(TEXT SHOWN)

A Singapore hair salon group with 4 outlets — in Orchard, Toa Payoh, Bedok, and Jurong — had built a loyal client base over 6 years. Their stylists were skilled, their pricing competitive, and their repeat client rate high. But their Google Maps presence was not matching their actual quality.
The group's best-performing outlet had 30 Google reviews. Their main competitor in the Orchard area had over 200. When a potential new client searched "hair salon Orchard", the group's outlet appeared at position 7 — below the fold of most mobile screens.
Root Cause Analysis
Epicware conducted a GBP audit across all 4 outlets. The findings identified two primary issues:
- Review count gap: 30 reviews at the best outlet, 12–18 at the others. Competitors in the same neighbourhoods had 120–250 reviews. No review generation system was in place — stylists occasionally reminded clients verbally, which generated inconsistent results.
- GBP profile gaps: All 4 profiles had incorrect secondary categories (missing "Hairdresser" and "Hair Colouring Specialist" categories). Services lists were incomplete — popular services like balayage, keratin treatment, and scalp treatment were not listed. Photo libraries were thin (3–5 photos per outlet). No GBP posts had been published in over 8 months.
The combination of low review count and incomplete profiles meant the algorithm had limited information to determine relevance and prominence — both required for top-3 rank.

(End TEXT SHOWN)
(SOURCE DATA)

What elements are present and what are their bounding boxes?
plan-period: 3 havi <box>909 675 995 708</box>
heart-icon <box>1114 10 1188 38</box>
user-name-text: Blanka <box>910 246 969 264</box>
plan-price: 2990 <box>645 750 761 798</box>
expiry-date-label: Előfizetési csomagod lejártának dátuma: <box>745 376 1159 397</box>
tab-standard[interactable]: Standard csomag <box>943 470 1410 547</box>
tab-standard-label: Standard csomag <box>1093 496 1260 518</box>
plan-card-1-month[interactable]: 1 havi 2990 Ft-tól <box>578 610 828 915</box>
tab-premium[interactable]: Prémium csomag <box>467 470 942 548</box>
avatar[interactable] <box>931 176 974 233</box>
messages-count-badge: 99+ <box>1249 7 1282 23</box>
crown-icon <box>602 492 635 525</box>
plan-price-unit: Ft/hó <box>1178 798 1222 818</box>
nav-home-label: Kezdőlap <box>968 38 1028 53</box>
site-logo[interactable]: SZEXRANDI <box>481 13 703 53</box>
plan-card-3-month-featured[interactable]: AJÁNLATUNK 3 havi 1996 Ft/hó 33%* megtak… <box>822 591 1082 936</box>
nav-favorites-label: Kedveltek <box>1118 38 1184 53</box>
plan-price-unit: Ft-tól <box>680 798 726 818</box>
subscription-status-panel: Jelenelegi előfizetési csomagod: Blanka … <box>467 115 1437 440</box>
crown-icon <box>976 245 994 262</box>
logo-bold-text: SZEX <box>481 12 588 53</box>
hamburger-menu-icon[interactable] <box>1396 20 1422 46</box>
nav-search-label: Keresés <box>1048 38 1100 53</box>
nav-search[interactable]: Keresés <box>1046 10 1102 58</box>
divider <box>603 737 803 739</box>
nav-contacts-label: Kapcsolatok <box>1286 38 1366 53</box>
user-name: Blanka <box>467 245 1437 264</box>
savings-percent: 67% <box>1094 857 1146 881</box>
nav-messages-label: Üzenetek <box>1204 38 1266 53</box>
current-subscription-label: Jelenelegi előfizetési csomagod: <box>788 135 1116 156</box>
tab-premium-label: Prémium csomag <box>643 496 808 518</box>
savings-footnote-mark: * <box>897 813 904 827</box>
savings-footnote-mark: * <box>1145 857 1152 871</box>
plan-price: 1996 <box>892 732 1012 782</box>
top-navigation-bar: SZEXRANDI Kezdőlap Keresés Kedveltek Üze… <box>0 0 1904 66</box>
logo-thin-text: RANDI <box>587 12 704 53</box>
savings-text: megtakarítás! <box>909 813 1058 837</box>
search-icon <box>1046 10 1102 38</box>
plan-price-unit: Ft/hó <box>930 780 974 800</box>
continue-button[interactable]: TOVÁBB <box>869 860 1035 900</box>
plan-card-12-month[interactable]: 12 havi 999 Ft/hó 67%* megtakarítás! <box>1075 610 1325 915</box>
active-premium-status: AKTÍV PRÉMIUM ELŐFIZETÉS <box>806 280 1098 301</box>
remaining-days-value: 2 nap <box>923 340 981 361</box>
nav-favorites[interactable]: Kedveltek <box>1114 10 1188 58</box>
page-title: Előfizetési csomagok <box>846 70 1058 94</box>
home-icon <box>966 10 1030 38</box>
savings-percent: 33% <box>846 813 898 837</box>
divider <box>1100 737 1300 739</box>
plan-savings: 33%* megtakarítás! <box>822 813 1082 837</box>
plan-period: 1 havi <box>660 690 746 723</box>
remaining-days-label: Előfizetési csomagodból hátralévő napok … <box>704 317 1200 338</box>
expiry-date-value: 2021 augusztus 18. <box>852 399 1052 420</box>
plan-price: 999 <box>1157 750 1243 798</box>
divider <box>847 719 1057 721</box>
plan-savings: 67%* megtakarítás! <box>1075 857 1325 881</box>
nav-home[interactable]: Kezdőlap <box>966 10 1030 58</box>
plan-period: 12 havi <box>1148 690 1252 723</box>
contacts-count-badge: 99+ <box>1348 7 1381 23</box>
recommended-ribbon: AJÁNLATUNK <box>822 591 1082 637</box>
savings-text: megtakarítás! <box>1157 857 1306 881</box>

(End SOURCE DATA)

| EXERCISES |
1: Reproduce the salon case study word for word between "- GBP profile" and "for top-3 rank.", inclusive.
2: Answer these questions from the salon case study:
(a) How many years had the group spent building its client base?
(b) At what position did the group's outlet appear in a search for "hair salon Orchard"?
(c) How many photos did each outlet's photo library hold?
The rows aren't needed for any of this work.

| RESPONSES TO THE EXERCISE |
1:
- GBP profile gaps: All 4 profiles had incorrect secondary categories (missing "Hairdresser" and "Hair Colouring Specialist" categories). Services lists were incomplete — popular services like balayage, keratin treatment, and scalp treatment were not listed. Photo libraries were thin (3–5 photos per outlet). No GBP posts had been published in over 8 months.
The combination of low review count and incomplete profiles meant the algorithm had limited information to determine relevance and prominence — both required for top-3 rank.

2:
(a) 6 years
(b) Position 7
(c) 3–5 photos per outlet